╭──

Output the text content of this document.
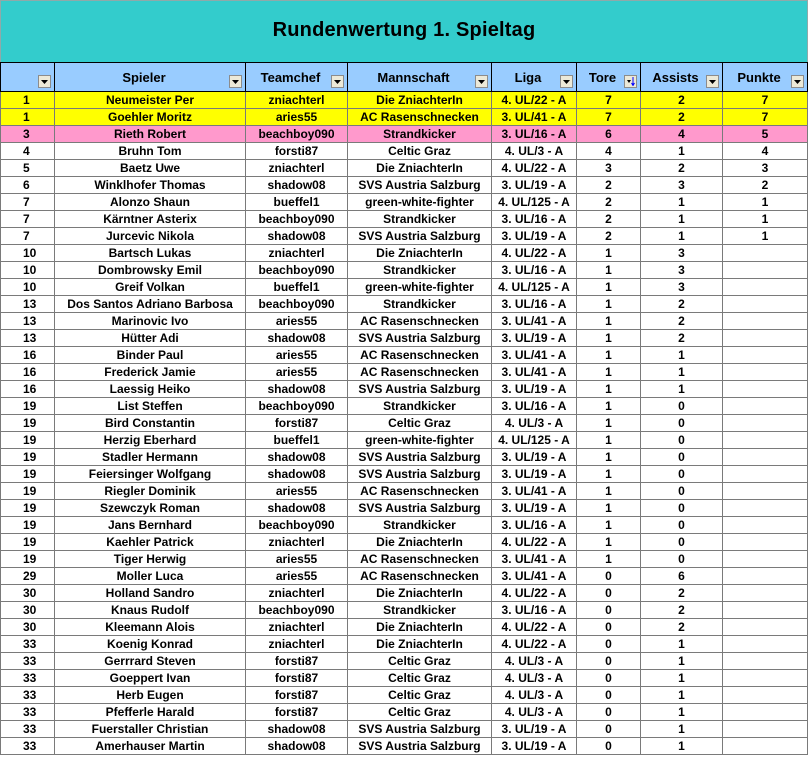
Rundenwertung 1. Spieltag
	Spieler	Teamchef	Mannschaft	Liga	Tore	Assists	Punkte

1	Neumeister Per	zniachterl	Die ZniachterIn	4. UL/22 - A	7	2	7
1	Goehler Moritz	aries55	AC Rasenschnecken	3. UL/41 - A	7	2	7
3	Rieth Robert	beachboy090	Strandkicker	3. UL/16 - A	6	4	5
4	Bruhn Tom	forsti87	Celtic Graz	4. UL/3 - A	4	1	4
5	Baetz Uwe	zniachterl	Die ZniachterIn	4. UL/22 - A	3	2	3
6	Winklhofer Thomas	shadow08	SVS Austria Salzburg	3. UL/19 - A	2	3	2
7	Alonzo Shaun	bueffel1	green-white-fighter	4. UL/125 - A	2	1	1
7	Kärntner Asterix	beachboy090	Strandkicker	3. UL/16 - A	2	1	1
7	Jurcevic Nikola	shadow08	SVS Austria Salzburg	3. UL/19 - A	2	1	1
10	Bartsch Lukas	zniachterl	Die ZniachterIn	4. UL/22 - A	1	3	
10	Dombrowsky Emil	beachboy090	Strandkicker	3. UL/16 - A	1	3	
10	Greif Volkan	bueffel1	green-white-fighter	4. UL/125 - A	1	3	
13	Dos Santos Adriano Barbosa	beachboy090	Strandkicker	3. UL/16 - A	1	2	
13	Marinovic Ivo	aries55	AC Rasenschnecken	3. UL/41 - A	1	2	
13	Hütter Adi	shadow08	SVS Austria Salzburg	3. UL/19 - A	1	2	
16	Binder Paul	aries55	AC Rasenschnecken	3. UL/41 - A	1	1	
16	Frederick Jamie	aries55	AC Rasenschnecken	3. UL/41 - A	1	1	
16	Laessig Heiko	shadow08	SVS Austria Salzburg	3. UL/19 - A	1	1	
19	List Steffen	beachboy090	Strandkicker	3. UL/16 - A	1	0	
19	Bird Constantin	forsti87	Celtic Graz	4. UL/3 - A	1	0	
19	Herzig Eberhard	bueffel1	green-white-fighter	4. UL/125 - A	1	0	
19	Stadler Hermann	shadow08	SVS Austria Salzburg	3. UL/19 - A	1	0	
19	Feiersinger Wolfgang	shadow08	SVS Austria Salzburg	3. UL/19 - A	1	0	
19	Riegler Dominik	aries55	AC Rasenschnecken	3. UL/41 - A	1	0	
19	Szewczyk Roman	shadow08	SVS Austria Salzburg	3. UL/19 - A	1	0	
19	Jans Bernhard	beachboy090	Strandkicker	3. UL/16 - A	1	0	
19	Kaehler Patrick	zniachterl	Die ZniachterIn	4. UL/22 - A	1	0	
19	Tiger Herwig	aries55	AC Rasenschnecken	3. UL/41 - A	1	0	
29	Moller Luca	aries55	AC Rasenschnecken	3. UL/41 - A	0	6	
30	Holland Sandro	zniachterl	Die ZniachterIn	4. UL/22 - A	0	2	
30	Knaus Rudolf	beachboy090	Strandkicker	3. UL/16 - A	0	2	
30	Kleemann Alois	zniachterl	Die ZniachterIn	4. UL/22 - A	0	2	
33	Koenig Konrad	zniachterl	Die ZniachterIn	4. UL/22 - A	0	1	
33	Gerrrard Steven	forsti87	Celtic Graz	4. UL/3 - A	0	1	
33	Goeppert Ivan	forsti87	Celtic Graz	4. UL/3 - A	0	1	
33	Herb Eugen	forsti87	Celtic Graz	4. UL/3 - A	0	1	
33	Pfefferle Harald	forsti87	Celtic Graz	4. UL/3 - A	0	1	
33	Fuerstaller Christian	shadow08	SVS Austria Salzburg	3. UL/19 - A	0	1	
33	Amerhauser Martin	shadow08	SVS Austria Salzburg	3. UL/19 - A	0	1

╰──

**TASK OBJECTIVE**
Identify the lines above with the word "Graz". Copy them.

**ANSWER**
4	Bruhn Tom	forsti87	Celtic Graz	4. UL/3 - A	4	1	4
19	Bird Constantin	forsti87	Celtic Graz	4. UL/3 - A	1	0	
33	Gerrrard Steven	forsti87	Celtic Graz	4. UL/3 - A	0	1	
33	Goeppert Ivan	forsti87	Celtic Graz	4. UL/3 - A	0	1	
33	Herb Eugen	forsti87	Celtic Graz	4. UL/3 - A	0	1	
33	Pfefferle Harald	forsti87	Celtic Graz	4. UL/3 - A	0	1	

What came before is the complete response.